What the task requires:
Return all lines from the listing below in which the string "disorders" occurs.

** Start **

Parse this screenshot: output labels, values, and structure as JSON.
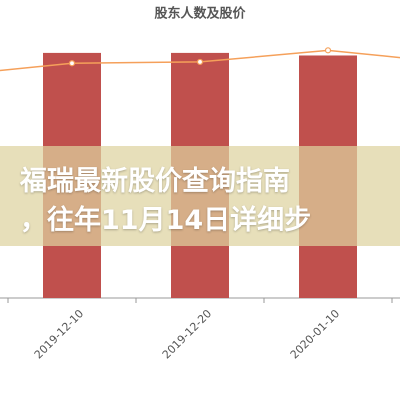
{
  "chart_data": {
    "type": "bar",
    "title": "股东人数及股价",
    "categories": [
      null,
      "2019-12-10",
      "2019-12-20",
      "2020-01-10",
      null
    ],
    "series": [
      {
        "type": "bar",
        "color": "#c0504d",
        "values": [
          null,
          95,
          95,
          94,
          null
        ]
      },
      {
        "type": "line",
        "color": "#f5a05a",
        "values": [
          86,
          91,
          91.5,
          96,
          91
        ]
      }
    ],
    "ylim": [
      0,
      100
    ]
  },
  "banner": {
    "lines": [
      "福瑞最新股价查询指南",
      "，往年11月14日详细步"
    ]
  }
}
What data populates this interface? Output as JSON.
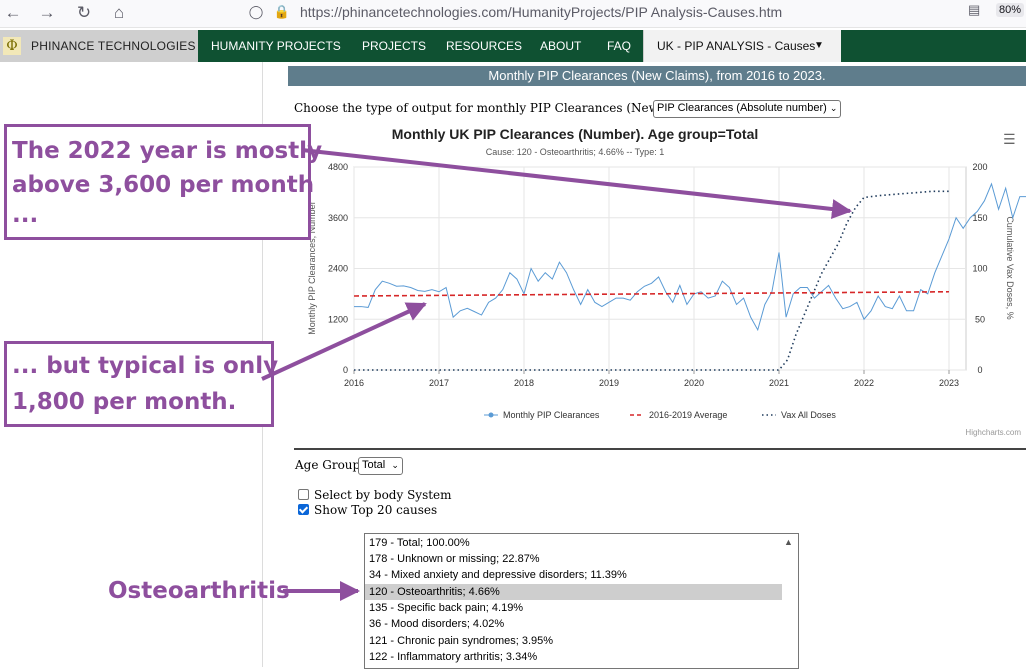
{
  "browser": {
    "url": "https://phinancetechnologies.com/HumanityProjects/PIP Analysis-Causes.htm",
    "zoom": "80%",
    "back_icon": "arrow-left-icon",
    "forward_icon": "arrow-right-icon",
    "reload_icon": "reload-icon",
    "home_icon": "home-icon"
  },
  "nav": {
    "brand": "PHINANCE TECHNOLOGIES",
    "items": [
      "HUMANITY PROJECTS",
      "PROJECTS",
      "RESOURCES",
      "ABOUT",
      "FAQ"
    ],
    "active": "UK - PIP ANALYSIS - Causes",
    "colors": {
      "bar": "#0f5132",
      "active_bg": "#f2f2f2"
    }
  },
  "banner": "Monthly PIP Clearances (New Claims), from 2016 to 2023.",
  "output_label": "Choose the type of output for monthly PIP Clearances (New Claims):",
  "output_select": "PIP Clearances (Absolute number)",
  "chart_data": {
    "type": "line",
    "title": "Monthly UK PIP Clearances (Number). Age group=Total",
    "subtitle": "Cause: 120 - Osteoarthritis; 4.66% -- Type: 1",
    "ylabel": "Monthly PIP Clearances, Number",
    "y2label": "Cumulative Vax Doses, %",
    "ylim": [
      0,
      4800
    ],
    "y2lim": [
      0,
      200
    ],
    "yticks": [
      "0",
      "1200",
      "2400",
      "3600",
      "4800"
    ],
    "y2ticks": [
      "0",
      "50",
      "100",
      "150",
      "200"
    ],
    "xlim": [
      2016,
      2023.2
    ],
    "xticks": [
      "2016",
      "2017",
      "2018",
      "2019",
      "2020",
      "2021",
      "2022",
      "2023"
    ],
    "grid": true,
    "legend_position": "bottom",
    "credits": "Highcharts.com",
    "series": [
      {
        "name": "Monthly PIP Clearances",
        "color": "#5b9bd5",
        "start": 2016,
        "step_months": 1,
        "values": [
          1500,
          1500,
          1480,
          1900,
          2100,
          2050,
          1980,
          1990,
          1950,
          1880,
          1860,
          1900,
          1850,
          1950,
          1250,
          1400,
          1460,
          1380,
          1300,
          1600,
          1700,
          1900,
          2300,
          2150,
          1800,
          2400,
          2100,
          2300,
          2150,
          2550,
          2300,
          1900,
          1550,
          1900,
          1600,
          1500,
          1600,
          1700,
          1700,
          1650,
          1850,
          1980,
          2050,
          2200,
          1850,
          1600,
          2000,
          1550,
          1800,
          1850,
          1700,
          1750,
          2100,
          1950,
          1550,
          1700,
          1250,
          950,
          1550,
          1850,
          2780,
          1250,
          1800,
          1950,
          1950,
          1700,
          1850,
          2000,
          1700,
          1450,
          1500,
          1600,
          1200,
          1400,
          1750,
          1500,
          1450,
          1750,
          1400,
          1400,
          1900,
          1800,
          2300,
          2700,
          3100,
          3600,
          3350,
          3600,
          3750,
          4000,
          4400,
          3800,
          4300,
          3600,
          4100,
          4100,
          3950,
          4500,
          4400,
          3900,
          4300,
          3500,
          4200
        ]
      },
      {
        "name": "2016-2019 Average",
        "color": "#d62728",
        "start": 2016,
        "end": 2023,
        "values": [
          1750,
          1850
        ]
      },
      {
        "name": "Vax All Doses",
        "color": "#1f3b5c",
        "axis": "right",
        "points": [
          [
            2016,
            0
          ],
          [
            2021.0,
            0
          ],
          [
            2021.1,
            10
          ],
          [
            2021.2,
            35
          ],
          [
            2021.3,
            55
          ],
          [
            2021.4,
            75
          ],
          [
            2021.5,
            95
          ],
          [
            2021.6,
            110
          ],
          [
            2021.7,
            125
          ],
          [
            2021.8,
            145
          ],
          [
            2021.9,
            160
          ],
          [
            2022.0,
            170
          ],
          [
            2022.2,
            172
          ],
          [
            2022.5,
            174
          ],
          [
            2022.8,
            176
          ],
          [
            2023.0,
            176
          ]
        ]
      }
    ]
  },
  "age_group": {
    "label": "Age Group:",
    "value": "Total"
  },
  "checkboxes": [
    {
      "label": "Select by body System",
      "checked": false
    },
    {
      "label": "Show Top 20 causes",
      "checked": true
    }
  ],
  "causes": [
    "179 - Total; 100.00%",
    "178 - Unknown or missing; 22.87%",
    "34 - Mixed anxiety and depressive disorders; 11.39%",
    "120 - Osteoarthritis; 4.66%",
    "135 - Specific back pain; 4.19%",
    "36 - Mood disorders; 4.02%",
    "121 - Chronic pain syndromes; 3.95%",
    "122 - Inflammatory arthritis; 3.34%"
  ],
  "selected_cause": 3,
  "annotations": {
    "box1": [
      "The 2022 year is mostly",
      "above 3,600 per month",
      "..."
    ],
    "box2": [
      "... but typical is only",
      "1,800 per month."
    ],
    "label3": "Osteoarthritis",
    "color": "#8e4f9e"
  }
}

** End **

The result:
    "34 - Mixed anxiety and depressive disorders; 11.39%",
    "36 - Mood disorders; 4.02%",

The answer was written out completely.